**TASK REQUIREMENTS:** Pictures do not belong in the copy, so please give every entry below again exactly.

**ENTRIES SUPPLIED:**
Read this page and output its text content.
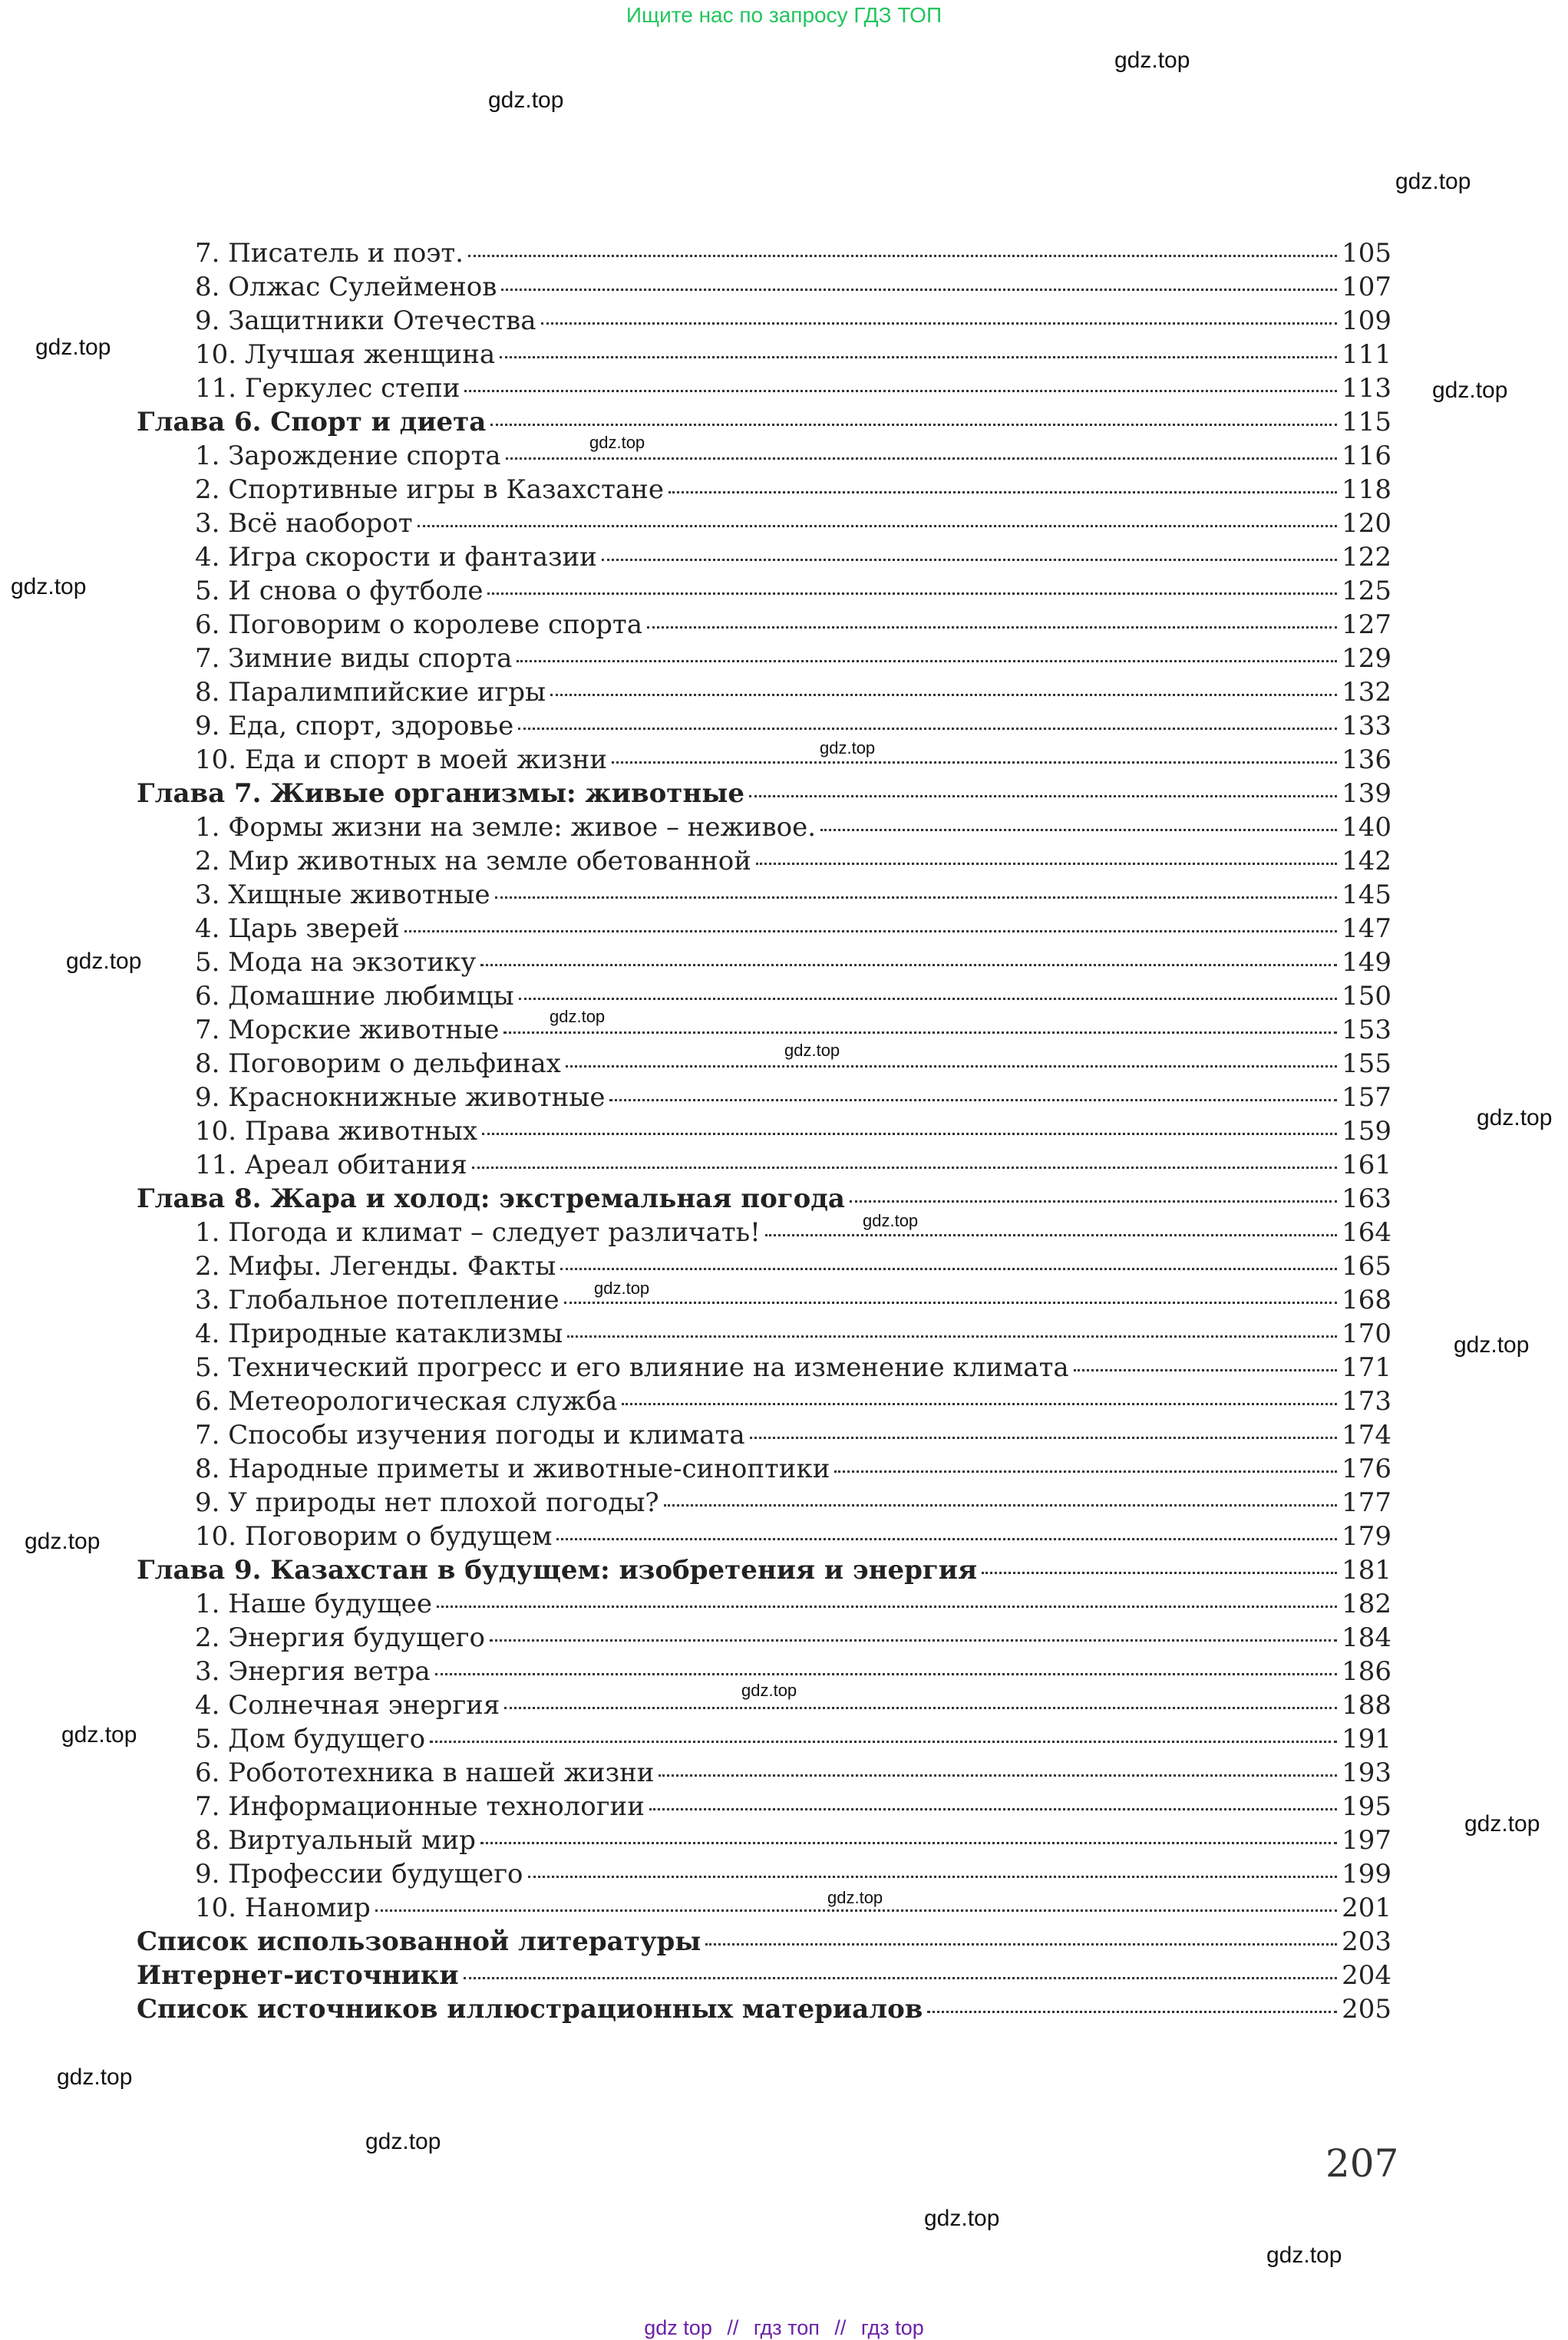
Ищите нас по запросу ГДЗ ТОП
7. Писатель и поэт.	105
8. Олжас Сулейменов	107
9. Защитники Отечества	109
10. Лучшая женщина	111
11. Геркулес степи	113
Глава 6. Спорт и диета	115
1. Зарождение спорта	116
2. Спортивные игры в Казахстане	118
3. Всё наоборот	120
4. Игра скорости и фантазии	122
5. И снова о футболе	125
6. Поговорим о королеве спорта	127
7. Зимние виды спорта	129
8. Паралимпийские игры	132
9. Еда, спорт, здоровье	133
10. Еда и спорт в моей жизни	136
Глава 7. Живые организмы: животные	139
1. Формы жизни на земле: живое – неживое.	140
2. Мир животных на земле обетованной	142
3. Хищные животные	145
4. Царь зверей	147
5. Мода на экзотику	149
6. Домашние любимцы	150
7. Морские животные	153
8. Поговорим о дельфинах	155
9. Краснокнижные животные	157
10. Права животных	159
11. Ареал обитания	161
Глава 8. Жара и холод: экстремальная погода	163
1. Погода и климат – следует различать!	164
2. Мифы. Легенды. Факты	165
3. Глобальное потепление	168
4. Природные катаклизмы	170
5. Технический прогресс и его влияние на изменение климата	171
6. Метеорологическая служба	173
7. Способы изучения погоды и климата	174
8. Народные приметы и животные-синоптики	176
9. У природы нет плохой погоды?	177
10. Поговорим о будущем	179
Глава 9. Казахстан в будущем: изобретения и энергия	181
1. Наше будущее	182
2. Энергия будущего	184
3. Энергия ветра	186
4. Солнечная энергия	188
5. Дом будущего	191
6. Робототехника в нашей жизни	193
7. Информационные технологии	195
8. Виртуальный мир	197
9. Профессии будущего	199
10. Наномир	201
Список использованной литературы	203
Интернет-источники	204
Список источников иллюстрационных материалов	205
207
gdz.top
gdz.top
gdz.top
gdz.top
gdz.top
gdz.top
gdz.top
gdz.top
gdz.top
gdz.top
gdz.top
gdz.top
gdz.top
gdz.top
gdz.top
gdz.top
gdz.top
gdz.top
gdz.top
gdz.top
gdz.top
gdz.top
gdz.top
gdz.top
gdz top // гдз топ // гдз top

**FINAL ANSWER:**
Read this page and output its text content.
Ищите нас по запросу ГДЗ ТОП
7. Писатель и поэт.	105
8. Олжас Сулейменов	107
9. Защитники Отечества	109
10. Лучшая женщина	111
11. Геркулес степи	113
Глава 6. Спорт и диета	115
1. Зарождение спорта	116
2. Спортивные игры в Казахстане	118
3. Всё наоборот	120
4. Игра скорости и фантазии	122
5. И снова о футболе	125
6. Поговорим о королеве спорта	127
7. Зимние виды спорта	129
8. Паралимпийские игры	132
9. Еда, спорт, здоровье	133
10. Еда и спорт в моей жизни	136
Глава 7. Живые организмы: животные	139
1. Формы жизни на земле: живое – неживое.	140
2. Мир животных на земле обетованной	142
3. Хищные животные	145
4. Царь зверей	147
5. Мода на экзотику	149
6. Домашние любимцы	150
7. Морские животные	153
8. Поговорим о дельфинах	155
9. Краснокнижные животные	157
10. Права животных	159
11. Ареал обитания	161
Глава 8. Жара и холод: экстремальная погода	163
1. Погода и климат – следует различать!	164
2. Мифы. Легенды. Факты	165
3. Глобальное потепление	168
4. Природные катаклизмы	170
5. Технический прогресс и его влияние на изменение климата	171
6. Метеорологическая служба	173
7. Способы изучения погоды и климата	174
8. Народные приметы и животные-синоптики	176
9. У природы нет плохой погоды?	177
10. Поговорим о будущем	179
Глава 9. Казахстан в будущем: изобретения и энергия	181
1. Наше будущее	182
2. Энергия будущего	184
3. Энергия ветра	186
4. Солнечная энергия	188
5. Дом будущего	191
6. Робототехника в нашей жизни	193
7. Информационные технологии	195
8. Виртуальный мир	197
9. Профессии будущего	199
10. Наномир	201
Список использованной литературы	203
Интернет-источники	204
Список источников иллюстрационных материалов	205
207
gdz.top
gdz.top
gdz.top
gdz.top
gdz.top
gdz.top
gdz.top
gdz.top
gdz.top
gdz.top
gdz.top
gdz.top
gdz.top
gdz.top
gdz.top
gdz.top
gdz.top
gdz.top
gdz.top
gdz.top
gdz.top
gdz.top
gdz.top
gdz.top
gdz top // гдз топ // гдз top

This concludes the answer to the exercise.